Figure contents as structured data
——

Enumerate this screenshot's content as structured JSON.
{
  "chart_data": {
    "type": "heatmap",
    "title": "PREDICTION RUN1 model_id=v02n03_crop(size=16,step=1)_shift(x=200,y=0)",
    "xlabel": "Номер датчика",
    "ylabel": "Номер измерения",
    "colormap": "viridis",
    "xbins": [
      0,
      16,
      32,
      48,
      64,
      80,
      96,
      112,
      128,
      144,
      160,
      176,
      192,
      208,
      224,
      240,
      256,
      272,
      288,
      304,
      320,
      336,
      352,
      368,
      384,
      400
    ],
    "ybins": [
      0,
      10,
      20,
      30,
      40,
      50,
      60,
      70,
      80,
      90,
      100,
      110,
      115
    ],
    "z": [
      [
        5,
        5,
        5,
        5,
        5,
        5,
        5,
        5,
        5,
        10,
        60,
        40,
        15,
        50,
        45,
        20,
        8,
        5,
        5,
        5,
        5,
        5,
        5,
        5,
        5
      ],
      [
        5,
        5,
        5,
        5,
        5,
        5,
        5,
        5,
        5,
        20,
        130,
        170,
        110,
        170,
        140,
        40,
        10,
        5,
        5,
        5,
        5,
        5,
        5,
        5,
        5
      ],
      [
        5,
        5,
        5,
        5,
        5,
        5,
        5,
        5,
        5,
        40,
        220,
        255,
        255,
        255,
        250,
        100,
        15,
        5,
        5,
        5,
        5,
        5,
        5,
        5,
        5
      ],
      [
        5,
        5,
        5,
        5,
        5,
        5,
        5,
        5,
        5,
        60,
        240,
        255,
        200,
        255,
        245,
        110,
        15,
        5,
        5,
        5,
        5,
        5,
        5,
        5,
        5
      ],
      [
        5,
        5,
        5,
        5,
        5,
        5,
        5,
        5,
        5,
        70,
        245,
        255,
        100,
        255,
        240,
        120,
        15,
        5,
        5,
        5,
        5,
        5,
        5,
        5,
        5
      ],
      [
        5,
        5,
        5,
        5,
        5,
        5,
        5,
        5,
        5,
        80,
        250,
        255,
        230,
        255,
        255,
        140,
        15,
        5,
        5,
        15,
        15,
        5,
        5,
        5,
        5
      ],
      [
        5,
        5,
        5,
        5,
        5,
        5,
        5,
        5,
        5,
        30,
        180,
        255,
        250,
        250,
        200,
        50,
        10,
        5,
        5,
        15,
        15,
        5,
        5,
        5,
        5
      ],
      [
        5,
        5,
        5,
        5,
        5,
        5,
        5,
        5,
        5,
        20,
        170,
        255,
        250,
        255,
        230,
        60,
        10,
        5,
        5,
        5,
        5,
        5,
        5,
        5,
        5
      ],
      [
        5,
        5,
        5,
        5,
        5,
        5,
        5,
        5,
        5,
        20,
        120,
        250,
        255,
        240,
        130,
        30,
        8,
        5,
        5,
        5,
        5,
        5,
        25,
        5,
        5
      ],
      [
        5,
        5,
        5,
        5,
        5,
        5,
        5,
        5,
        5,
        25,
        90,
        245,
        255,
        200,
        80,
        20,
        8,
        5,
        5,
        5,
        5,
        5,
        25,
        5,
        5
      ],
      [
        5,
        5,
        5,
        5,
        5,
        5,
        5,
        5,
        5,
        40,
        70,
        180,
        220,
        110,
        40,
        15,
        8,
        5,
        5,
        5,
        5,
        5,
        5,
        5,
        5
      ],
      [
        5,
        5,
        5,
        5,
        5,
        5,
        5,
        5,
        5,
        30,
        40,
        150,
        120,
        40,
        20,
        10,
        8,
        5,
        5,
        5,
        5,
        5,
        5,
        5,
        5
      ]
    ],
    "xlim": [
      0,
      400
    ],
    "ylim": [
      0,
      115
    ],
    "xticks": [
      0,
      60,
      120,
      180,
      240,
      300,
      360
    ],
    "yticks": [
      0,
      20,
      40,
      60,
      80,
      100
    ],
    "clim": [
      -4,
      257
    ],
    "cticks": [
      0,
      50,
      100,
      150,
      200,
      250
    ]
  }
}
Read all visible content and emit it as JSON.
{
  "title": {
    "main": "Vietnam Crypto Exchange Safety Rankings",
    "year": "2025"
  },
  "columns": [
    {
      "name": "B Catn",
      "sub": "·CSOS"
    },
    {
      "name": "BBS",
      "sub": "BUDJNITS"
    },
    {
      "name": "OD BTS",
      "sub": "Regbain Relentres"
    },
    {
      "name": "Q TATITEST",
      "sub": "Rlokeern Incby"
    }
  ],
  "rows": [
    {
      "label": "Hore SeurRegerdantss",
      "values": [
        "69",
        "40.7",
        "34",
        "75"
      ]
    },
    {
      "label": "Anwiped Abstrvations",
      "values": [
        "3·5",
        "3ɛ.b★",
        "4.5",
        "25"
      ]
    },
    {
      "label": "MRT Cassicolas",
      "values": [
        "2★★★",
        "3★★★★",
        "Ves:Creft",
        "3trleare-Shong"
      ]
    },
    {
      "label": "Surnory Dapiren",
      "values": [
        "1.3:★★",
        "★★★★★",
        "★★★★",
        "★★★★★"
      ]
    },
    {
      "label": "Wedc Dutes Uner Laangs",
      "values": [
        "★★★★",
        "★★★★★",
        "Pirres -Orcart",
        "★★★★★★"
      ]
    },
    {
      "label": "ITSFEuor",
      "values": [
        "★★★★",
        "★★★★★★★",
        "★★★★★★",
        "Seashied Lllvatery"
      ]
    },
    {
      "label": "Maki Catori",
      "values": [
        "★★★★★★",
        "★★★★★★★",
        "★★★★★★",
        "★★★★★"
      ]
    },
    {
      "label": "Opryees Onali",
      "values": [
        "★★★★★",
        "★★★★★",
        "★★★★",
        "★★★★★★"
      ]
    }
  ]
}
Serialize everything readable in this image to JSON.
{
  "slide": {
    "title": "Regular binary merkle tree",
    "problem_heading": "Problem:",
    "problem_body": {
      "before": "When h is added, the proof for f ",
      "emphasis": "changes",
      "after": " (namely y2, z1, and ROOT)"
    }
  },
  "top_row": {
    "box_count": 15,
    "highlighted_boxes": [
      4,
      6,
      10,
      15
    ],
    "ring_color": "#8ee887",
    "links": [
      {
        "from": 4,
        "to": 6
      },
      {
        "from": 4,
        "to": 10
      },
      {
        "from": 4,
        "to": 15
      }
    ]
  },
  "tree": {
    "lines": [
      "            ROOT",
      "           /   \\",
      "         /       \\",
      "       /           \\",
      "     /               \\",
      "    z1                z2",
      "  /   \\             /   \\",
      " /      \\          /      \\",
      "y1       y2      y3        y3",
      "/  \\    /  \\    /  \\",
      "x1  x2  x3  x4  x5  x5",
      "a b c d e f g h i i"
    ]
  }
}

——

Instructions to follow
Reproduce the material above without altering a single character.

Full output
Enumerate this screenshot's content as structured JSON.
{
  "chart_data": {
    "type": "heatmap",
    "title": "PREDICTION RUN1 model_id=v02n03_crop(size=16,step=1)_shift(x=200,y=0)",
    "xlabel": "Номер датчика",
    "ylabel": "Номер измерения",
    "colormap": "viridis",
    "xbins": [
      0,
      16,
      32,
      48,
      64,
      80,
      96,
      112,
      128,
      144,
      160,
      176,
      192,
      208,
      224,
      240,
      256,
      272,
      288,
      304,
      320,
      336,
      352,
      368,
      384,
      400
    ],
    "ybins": [
      0,
      10,
      20,
      30,
      40,
      50,
      60,
      70,
      80,
      90,
      100,
      110,
      115
    ],
    "z": [
      [
        5,
        5,
        5,
        5,
        5,
        5,
        5,
        5,
        5,
        10,
        60,
        40,
        15,
        50,
        45,
        20,
        8,
        5,
        5,
        5,
        5,
        5,
        5,
        5,
        5
      ],
      [
        5,
        5,
        5,
        5,
        5,
        5,
        5,
        5,
        5,
        20,
        130,
        170,
        110,
        170,
        140,
        40,
        10,
        5,
        5,
        5,
        5,
        5,
        5,
        5,
        5
      ],
      [
        5,
        5,
        5,
        5,
        5,
        5,
        5,
        5,
        5,
        40,
        220,
        255,
        255,
        255,
        250,
        100,
        15,
        5,
        5,
        5,
        5,
        5,
        5,
        5,
        5
      ],
      [
        5,
        5,
        5,
        5,
        5,
        5,
        5,
        5,
        5,
        60,
        240,
        255,
        200,
        255,
        245,
        110,
        15,
        5,
        5,
        5,
        5,
        5,
        5,
        5,
        5
      ],
      [
        5,
        5,
        5,
        5,
        5,
        5,
        5,
        5,
        5,
        70,
        245,
        255,
        100,
        255,
        240,
        120,
        15,
        5,
        5,
        5,
        5,
        5,
        5,
        5,
        5
      ],
      [
        5,
        5,
        5,
        5,
        5,
        5,
        5,
        5,
        5,
        80,
        250,
        255,
        230,
        255,
        255,
        140,
        15,
        5,
        5,
        15,
        15,
        5,
        5,
        5,
        5
      ],
      [
        5,
        5,
        5,
        5,
        5,
        5,
        5,
        5,
        5,
        30,
        180,
        255,
        250,
        250,
        200,
        50,
        10,
        5,
        5,
        15,
        15,
        5,
        5,
        5,
        5
      ],
      [
        5,
        5,
        5,
        5,
        5,
        5,
        5,
        5,
        5,
        20,
        170,
        255,
        250,
        255,
        230,
        60,
        10,
        5,
        5,
        5,
        5,
        5,
        5,
        5,
        5
      ],
      [
        5,
        5,
        5,
        5,
        5,
        5,
        5,
        5,
        5,
        20,
        120,
        250,
        255,
        240,
        130,
        30,
        8,
        5,
        5,
        5,
        5,
        5,
        25,
        5,
        5
      ],
      [
        5,
        5,
        5,
        5,
        5,
        5,
        5,
        5,
        5,
        25,
        90,
        245,
        255,
        200,
        80,
        20,
        8,
        5,
        5,
        5,
        5,
        5,
        25,
        5,
        5
      ],
      [
        5,
        5,
        5,
        5,
        5,
        5,
        5,
        5,
        5,
        40,
        70,
        180,
        220,
        110,
        40,
        15,
        8,
        5,
        5,
        5,
        5,
        5,
        5,
        5,
        5
      ],
      [
        5,
        5,
        5,
        5,
        5,
        5,
        5,
        5,
        5,
        30,
        40,
        150,
        120,
        40,
        20,
        10,
        8,
        5,
        5,
        5,
        5,
        5,
        5,
        5,
        5
      ]
    ],
    "xlim": [
      0,
      400
    ],
    "ylim": [
      0,
      115
    ],
    "xticks": [
      0,
      60,
      120,
      180,
      240,
      300,
      360
    ],
    "yticks": [
      0,
      20,
      40,
      60,
      80,
      100
    ],
    "clim": [
      -4,
      257
    ],
    "cticks": [
      0,
      50,
      100,
      150,
      200,
      250
    ]
  }
}
Read all visible content and emit it as JSON.
{
  "title": {
    "main": "Vietnam Crypto Exchange Safety Rankings",
    "year": "2025"
  },
  "columns": [
    {
      "name": "B Catn",
      "sub": "·CSOS"
    },
    {
      "name": "BBS",
      "sub": "BUDJNITS"
    },
    {
      "name": "OD BTS",
      "sub": "Regbain Relentres"
    },
    {
      "name": "Q TATITEST",
      "sub": "Rlokeern Incby"
    }
  ],
  "rows": [
    {
      "label": "Hore SeurRegerdantss",
      "values": [
        "69",
        "40.7",
        "34",
        "75"
      ]
    },
    {
      "label": "Anwiped Abstrvations",
      "values": [
        "3·5",
        "3ɛ.b★",
        "4.5",
        "25"
      ]
    },
    {
      "label": "MRT Cassicolas",
      "values": [
        "2★★★",
        "3★★★★",
        "Ves:Creft",
        "3trleare-Shong"
      ]
    },
    {
      "label": "Surnory Dapiren",
      "values": [
        "1.3:★★",
        "★★★★★",
        "★★★★",
        "★★★★★"
      ]
    },
    {
      "label": "Wedc Dutes Uner Laangs",
      "values": [
        "★★★★",
        "★★★★★",
        "Pirres -Orcart",
        "★★★★★★"
      ]
    },
    {
      "label": "ITSFEuor",
      "values": [
        "★★★★",
        "★★★★★★★",
        "★★★★★★",
        "Seashied Lllvatery"
      ]
    },
    {
      "label": "Maki Catori",
      "values": [
        "★★★★★★",
        "★★★★★★★",
        "★★★★★★",
        "★★★★★"
      ]
    },
    {
      "label": "Opryees Onali",
      "values": [
        "★★★★★",
        "★★★★★",
        "★★★★",
        "★★★★★★"
      ]
    }
  ]
}
Serialize everything readable in this image to JSON.
{
  "slide": {
    "title": "Regular binary merkle tree",
    "problem_heading": "Problem:",
    "problem_body": {
      "before": "When h is added, the proof for f ",
      "emphasis": "changes",
      "after": " (namely y2, z1, and ROOT)"
    }
  },
  "top_row": {
    "box_count": 15,
    "highlighted_boxes": [
      4,
      6,
      10,
      15
    ],
    "ring_color": "#8ee887",
    "links": [
      {
        "from": 4,
        "to": 6
      },
      {
        "from": 4,
        "to": 10
      },
      {
        "from": 4,
        "to": 15
      }
    ]
  },
  "tree": {
    "lines": [
      "            ROOT",
      "           /   \\",
      "         /       \\",
      "       /           \\",
      "     /               \\",
      "    z1                z2",
      "  /   \\             /   \\",
      " /      \\          /      \\",
      "y1       y2      y3        y3",
      "/  \\    /  \\    /  \\",
      "x1  x2  x3  x4  x5  x5",
      "a b c d e f g h i i"
    ]
  }
}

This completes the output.